» **Short problem**
Write out exactly the lines between the line containing "OCR this image." and the end of the records, counting both ends, and leave out all pictures.

» **Records shown**
---------------

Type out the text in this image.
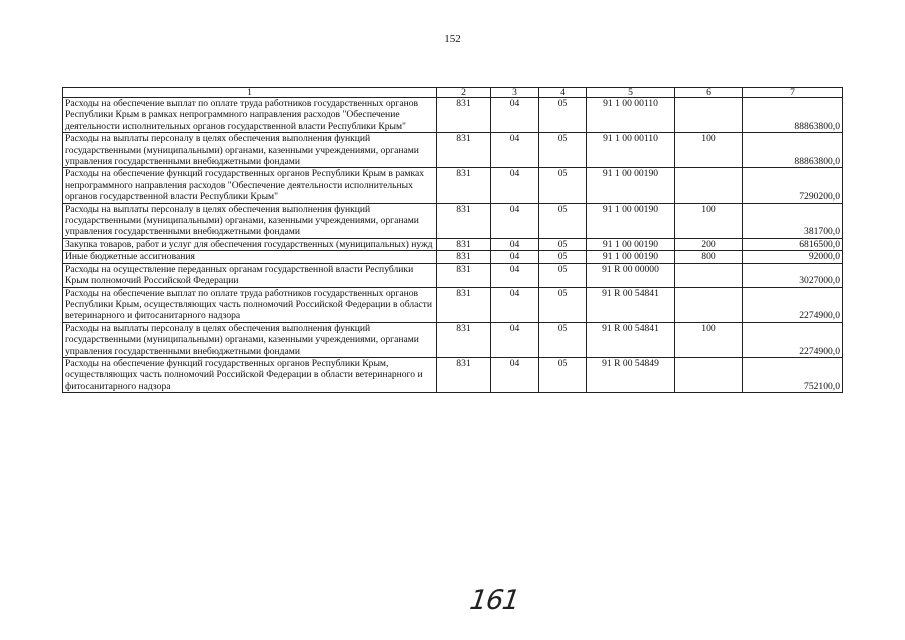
152
1	2	3	4	5	6	7
Расходы на обеспечение выплат по оплате труда работников государственных органов Республики Крым в рамках непрограммного направления расходов "Обеспечение деятельности исполнительных органов государственной власти Республики Крым"	831	04	05	91 1 00 00110		88863800,0
Расходы на выплаты персоналу в целях обеспечения выполнения функций государственными (муниципальными) органами, казенными учреждениями, органами управления государственными внебюджетными фондами	831	04	05	91 1 00 00110	100	88863800,0
Расходы на обеспечение функций государственных органов Республики Крым в рамках непрограммного направления расходов "Обеспечение деятельности исполнительных органов государственной власти Республики Крым"	831	04	05	91 1 00 00190		7290200,0
Расходы на выплаты персоналу в целях обеспечения выполнения функций государственными (муниципальными) органами, казенными учреждениями, органами управления государственными внебюджетными фондами	831	04	05	91 1 00 00190	100	381700,0
Закупка товаров, работ и услуг для обеспечения государственных (муниципальных) нужд	831	04	05	91 1 00 00190	200	6816500,0
Иные бюджетные ассигнования	831	04	05	91 1 00 00190	800	92000,0
Расходы на осуществление переданных органам государственной власти Республики Крым полномочий Российской Федерации	831	04	05	91 R 00 00000		3027000,0
Расходы на обеспечение выплат по оплате труда работников государственных органов Республики Крым, осуществляющих часть полномочий Российской Федерации в области ветеринарного и фитосанитарного надзора	831	04	05	91 R 00 54841		2274900,0
Расходы на выплаты персоналу в целях обеспечения выполнения функций государственными (муниципальными) органами, казенными учреждениями, органами управления государственными внебюджетными фондами	831	04	05	91 R 00 54841	100	2274900,0
Расходы на обеспечение функций государственных органов Республики Крым, осуществляющих часть полномочий Российской Федерации в области ветеринарного и фитосанитарного надзора	831	04	05	91 R 00 54849		752100,0
161
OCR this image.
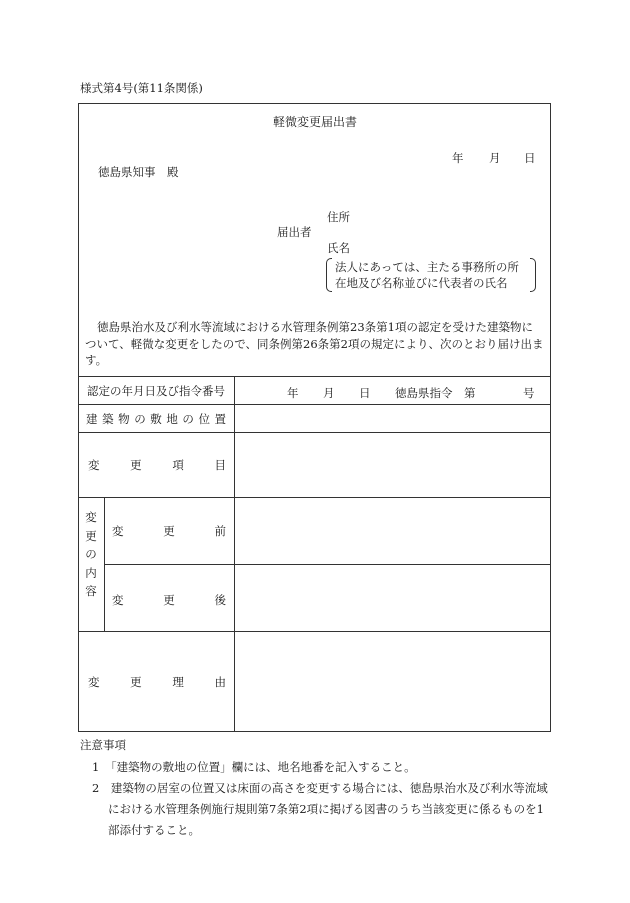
様式第4号(第11条関係)
軽微変更届出書
年 月 日
徳島県知事　殿
住所
届出者
氏名
法人にあっては、主たる事務所の所
在地及び名称並びに代表者の氏名

徳島県治水及び利水等流域における水管理条例第23条第1項の認定を受けた建築物に

ついて、軽微な変更をしたので、同条例第26条第2項の規定により、次のとおり届け出ま

す。

認定の年月日及び指令番号	年 月 日 徳島県指令　第	号
建 築 物 の 敷 地 の 位 置
変	更	項	目
変
更
の
内
容
変	更	前
変	更	後
変	更	理	由

注意事項

1　「建築物の敷地の位置」欄には、地名地番を記入すること。

2　建築物の居室の位置又は床面の高さを変更する場合には、徳島県治水及び利水等流域における水管理条例施行規則第7条第2項に掲げる図書のうち当該変更に係るものを1部添付すること。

---------------

» **Result**
OCR this image.
様式第4号(第11条関係)
軽微変更届出書
年 月 日
徳島県知事　殿
住所
届出者
氏名
法人にあっては、主たる事務所の所
在地及び名称並びに代表者の氏名

徳島県治水及び利水等流域における水管理条例第23条第1項の認定を受けた建築物に

ついて、軽微な変更をしたので、同条例第26条第2項の規定により、次のとおり届け出ま

す。

認定の年月日及び指令番号	年 月 日 徳島県指令　第	号
建 築 物 の 敷 地 の 位 置
変	更	項	目
変
更
の
内
容
変	更	前
変	更	後
変	更	理	由

注意事項

1　「建築物の敷地の位置」欄には、地名地番を記入すること。

2　建築物の居室の位置又は床面の高さを変更する場合には、徳島県治水及び利水等流域における水管理条例施行規則第7条第2項に掲げる図書のうち当該変更に係るものを1部添付すること。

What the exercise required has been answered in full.